# SET EXERCISE:
Of the lines in this material, how many contain "panel"? Answer with a single number only.
***** DATA EXTRACT *****
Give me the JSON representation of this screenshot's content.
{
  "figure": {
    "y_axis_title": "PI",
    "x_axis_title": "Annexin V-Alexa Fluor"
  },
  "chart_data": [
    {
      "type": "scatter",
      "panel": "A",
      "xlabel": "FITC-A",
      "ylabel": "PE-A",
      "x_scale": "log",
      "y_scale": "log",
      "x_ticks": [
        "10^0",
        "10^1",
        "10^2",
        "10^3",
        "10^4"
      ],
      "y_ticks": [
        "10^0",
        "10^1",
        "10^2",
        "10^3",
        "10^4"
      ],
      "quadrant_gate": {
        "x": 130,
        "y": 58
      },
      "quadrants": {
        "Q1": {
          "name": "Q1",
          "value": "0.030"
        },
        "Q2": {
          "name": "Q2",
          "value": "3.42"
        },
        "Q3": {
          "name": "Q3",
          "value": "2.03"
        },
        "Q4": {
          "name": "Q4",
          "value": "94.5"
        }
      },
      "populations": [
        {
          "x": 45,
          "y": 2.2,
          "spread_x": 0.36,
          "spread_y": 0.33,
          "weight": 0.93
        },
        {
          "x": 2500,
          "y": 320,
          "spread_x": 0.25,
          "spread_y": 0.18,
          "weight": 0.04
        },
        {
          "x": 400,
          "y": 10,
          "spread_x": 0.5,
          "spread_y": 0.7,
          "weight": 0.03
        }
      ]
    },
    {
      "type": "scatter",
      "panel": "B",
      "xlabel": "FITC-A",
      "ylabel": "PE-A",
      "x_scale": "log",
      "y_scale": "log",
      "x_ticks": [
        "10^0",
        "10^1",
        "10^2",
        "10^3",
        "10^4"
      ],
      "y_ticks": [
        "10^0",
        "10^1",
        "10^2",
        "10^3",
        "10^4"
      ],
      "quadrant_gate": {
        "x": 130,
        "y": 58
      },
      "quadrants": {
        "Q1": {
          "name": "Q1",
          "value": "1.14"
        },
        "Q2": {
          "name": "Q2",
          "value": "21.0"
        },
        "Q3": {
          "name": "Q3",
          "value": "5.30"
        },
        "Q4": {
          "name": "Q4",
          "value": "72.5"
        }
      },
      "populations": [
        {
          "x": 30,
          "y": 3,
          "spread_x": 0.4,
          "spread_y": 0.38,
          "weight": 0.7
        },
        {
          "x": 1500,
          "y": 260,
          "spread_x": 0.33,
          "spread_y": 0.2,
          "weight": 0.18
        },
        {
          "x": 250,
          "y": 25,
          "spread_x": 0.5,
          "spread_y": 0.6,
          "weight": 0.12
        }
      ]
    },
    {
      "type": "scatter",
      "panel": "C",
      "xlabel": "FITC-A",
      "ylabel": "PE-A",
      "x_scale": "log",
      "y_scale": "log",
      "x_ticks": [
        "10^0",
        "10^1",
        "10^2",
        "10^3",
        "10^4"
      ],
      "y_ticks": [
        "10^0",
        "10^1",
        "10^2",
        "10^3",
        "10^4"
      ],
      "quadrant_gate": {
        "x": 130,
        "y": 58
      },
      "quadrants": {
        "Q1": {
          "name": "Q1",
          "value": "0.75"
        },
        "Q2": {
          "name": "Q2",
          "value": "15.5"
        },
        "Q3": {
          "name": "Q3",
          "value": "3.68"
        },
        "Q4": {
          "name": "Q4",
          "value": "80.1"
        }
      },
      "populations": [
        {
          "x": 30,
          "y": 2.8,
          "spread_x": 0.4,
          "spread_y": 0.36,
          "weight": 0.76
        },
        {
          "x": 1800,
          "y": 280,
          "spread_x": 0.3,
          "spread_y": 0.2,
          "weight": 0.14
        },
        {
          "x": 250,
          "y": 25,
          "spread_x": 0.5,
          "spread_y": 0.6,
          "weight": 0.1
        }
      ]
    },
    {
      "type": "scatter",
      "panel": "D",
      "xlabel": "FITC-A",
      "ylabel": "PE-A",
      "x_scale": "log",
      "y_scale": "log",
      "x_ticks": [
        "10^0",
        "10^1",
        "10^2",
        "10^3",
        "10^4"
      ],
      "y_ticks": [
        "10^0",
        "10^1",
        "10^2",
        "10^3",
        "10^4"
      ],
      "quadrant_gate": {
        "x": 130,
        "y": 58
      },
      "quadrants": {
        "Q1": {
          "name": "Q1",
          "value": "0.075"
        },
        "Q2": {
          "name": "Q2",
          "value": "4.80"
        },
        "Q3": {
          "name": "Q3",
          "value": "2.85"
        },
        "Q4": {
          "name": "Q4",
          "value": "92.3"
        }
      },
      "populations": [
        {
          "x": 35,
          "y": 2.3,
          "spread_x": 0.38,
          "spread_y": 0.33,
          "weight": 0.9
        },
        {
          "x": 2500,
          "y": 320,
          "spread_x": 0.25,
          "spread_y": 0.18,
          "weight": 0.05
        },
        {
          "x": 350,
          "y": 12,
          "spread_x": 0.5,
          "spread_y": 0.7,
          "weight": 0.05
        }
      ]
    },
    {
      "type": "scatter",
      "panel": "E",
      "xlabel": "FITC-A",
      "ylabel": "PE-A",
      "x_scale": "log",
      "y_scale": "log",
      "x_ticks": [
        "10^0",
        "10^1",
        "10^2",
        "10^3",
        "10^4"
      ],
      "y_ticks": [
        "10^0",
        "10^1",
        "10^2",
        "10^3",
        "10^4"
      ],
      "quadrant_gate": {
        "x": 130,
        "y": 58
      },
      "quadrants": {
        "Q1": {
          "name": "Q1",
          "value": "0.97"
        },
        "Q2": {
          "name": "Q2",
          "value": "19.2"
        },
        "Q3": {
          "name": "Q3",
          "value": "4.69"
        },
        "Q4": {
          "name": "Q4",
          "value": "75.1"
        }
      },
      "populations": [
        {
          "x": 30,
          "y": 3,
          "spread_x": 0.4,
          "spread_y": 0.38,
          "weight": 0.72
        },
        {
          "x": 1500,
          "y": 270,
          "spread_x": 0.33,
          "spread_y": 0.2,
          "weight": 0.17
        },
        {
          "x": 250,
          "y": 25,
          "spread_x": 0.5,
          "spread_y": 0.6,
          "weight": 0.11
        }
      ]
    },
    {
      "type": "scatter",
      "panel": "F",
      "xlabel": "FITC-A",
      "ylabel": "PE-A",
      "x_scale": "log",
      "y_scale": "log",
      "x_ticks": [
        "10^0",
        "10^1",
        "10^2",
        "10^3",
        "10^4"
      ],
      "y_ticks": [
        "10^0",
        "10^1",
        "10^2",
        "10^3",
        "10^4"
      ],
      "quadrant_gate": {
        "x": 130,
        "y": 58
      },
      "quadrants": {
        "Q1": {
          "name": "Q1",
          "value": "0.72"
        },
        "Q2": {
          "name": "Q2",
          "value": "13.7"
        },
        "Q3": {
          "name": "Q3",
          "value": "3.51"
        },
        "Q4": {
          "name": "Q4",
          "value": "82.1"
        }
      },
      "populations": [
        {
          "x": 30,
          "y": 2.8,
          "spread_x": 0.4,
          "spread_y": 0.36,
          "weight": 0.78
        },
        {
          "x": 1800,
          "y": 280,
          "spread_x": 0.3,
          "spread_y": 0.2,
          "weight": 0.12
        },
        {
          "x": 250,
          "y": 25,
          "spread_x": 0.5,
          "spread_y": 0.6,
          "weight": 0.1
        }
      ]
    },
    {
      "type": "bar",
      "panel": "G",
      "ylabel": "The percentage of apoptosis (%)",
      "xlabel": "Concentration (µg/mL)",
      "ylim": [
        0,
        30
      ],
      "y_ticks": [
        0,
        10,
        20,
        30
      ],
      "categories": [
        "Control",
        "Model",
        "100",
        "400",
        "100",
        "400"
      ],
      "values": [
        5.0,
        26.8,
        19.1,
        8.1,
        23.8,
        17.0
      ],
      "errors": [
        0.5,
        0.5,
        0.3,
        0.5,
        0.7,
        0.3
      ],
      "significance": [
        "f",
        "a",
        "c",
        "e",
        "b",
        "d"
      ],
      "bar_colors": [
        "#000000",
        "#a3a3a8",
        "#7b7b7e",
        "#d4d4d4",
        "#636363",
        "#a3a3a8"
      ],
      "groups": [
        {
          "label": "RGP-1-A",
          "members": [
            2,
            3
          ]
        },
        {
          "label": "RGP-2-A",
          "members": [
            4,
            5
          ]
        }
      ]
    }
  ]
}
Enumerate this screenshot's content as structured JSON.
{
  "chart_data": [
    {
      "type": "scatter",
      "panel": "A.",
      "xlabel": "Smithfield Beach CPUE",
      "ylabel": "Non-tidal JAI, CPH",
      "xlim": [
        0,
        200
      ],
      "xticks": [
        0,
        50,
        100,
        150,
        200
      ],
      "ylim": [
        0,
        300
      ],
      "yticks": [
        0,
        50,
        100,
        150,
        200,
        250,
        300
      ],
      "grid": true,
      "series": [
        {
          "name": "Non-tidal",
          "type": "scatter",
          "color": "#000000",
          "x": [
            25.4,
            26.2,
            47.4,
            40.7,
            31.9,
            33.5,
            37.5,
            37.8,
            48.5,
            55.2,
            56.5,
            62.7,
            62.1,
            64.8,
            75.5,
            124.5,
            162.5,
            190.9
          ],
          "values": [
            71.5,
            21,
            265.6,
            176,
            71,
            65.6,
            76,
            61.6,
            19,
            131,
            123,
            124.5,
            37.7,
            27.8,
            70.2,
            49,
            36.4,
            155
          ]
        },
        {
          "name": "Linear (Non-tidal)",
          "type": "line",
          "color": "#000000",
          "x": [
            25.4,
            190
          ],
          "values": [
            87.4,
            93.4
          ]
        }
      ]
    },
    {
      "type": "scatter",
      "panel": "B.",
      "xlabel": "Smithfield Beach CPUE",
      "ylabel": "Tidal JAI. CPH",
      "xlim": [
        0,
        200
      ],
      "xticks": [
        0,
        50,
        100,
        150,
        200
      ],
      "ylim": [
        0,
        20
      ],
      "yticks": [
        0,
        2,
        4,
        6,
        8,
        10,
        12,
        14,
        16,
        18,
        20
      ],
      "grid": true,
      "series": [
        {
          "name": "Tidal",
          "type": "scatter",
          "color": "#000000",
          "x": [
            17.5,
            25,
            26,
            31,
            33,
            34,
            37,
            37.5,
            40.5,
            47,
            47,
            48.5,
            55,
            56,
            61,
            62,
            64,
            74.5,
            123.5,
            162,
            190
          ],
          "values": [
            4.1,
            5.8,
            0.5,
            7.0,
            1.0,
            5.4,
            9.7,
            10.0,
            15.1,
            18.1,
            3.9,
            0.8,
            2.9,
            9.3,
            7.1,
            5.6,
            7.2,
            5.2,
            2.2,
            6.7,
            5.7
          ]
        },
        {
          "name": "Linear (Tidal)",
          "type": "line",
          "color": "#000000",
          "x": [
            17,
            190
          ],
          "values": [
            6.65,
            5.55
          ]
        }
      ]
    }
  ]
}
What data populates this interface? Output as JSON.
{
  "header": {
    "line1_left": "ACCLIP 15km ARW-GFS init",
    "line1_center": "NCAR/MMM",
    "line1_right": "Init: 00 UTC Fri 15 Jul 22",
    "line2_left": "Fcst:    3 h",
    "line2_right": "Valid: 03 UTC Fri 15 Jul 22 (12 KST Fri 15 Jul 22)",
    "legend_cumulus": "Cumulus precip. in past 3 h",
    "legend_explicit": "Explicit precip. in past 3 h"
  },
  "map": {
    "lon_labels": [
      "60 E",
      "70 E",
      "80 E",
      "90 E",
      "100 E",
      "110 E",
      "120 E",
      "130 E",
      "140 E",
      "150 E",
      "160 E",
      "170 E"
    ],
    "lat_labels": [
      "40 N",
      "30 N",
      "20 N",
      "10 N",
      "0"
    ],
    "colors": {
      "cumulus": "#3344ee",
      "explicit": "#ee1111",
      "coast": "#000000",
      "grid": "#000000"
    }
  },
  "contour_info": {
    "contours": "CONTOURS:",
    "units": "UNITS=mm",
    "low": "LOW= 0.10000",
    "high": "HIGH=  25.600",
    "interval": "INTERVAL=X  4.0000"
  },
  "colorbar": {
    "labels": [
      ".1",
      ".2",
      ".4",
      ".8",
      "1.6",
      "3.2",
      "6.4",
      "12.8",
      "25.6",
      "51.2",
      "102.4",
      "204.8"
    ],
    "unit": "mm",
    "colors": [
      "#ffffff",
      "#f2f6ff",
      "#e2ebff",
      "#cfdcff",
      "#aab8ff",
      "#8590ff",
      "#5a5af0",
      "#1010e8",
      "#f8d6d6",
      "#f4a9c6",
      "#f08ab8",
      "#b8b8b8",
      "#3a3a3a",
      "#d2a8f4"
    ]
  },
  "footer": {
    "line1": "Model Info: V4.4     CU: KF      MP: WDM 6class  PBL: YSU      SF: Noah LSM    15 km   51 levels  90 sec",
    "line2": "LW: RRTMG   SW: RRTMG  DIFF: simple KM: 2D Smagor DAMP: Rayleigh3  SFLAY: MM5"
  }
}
*****
# SOLUTION TO THIS TASK:
9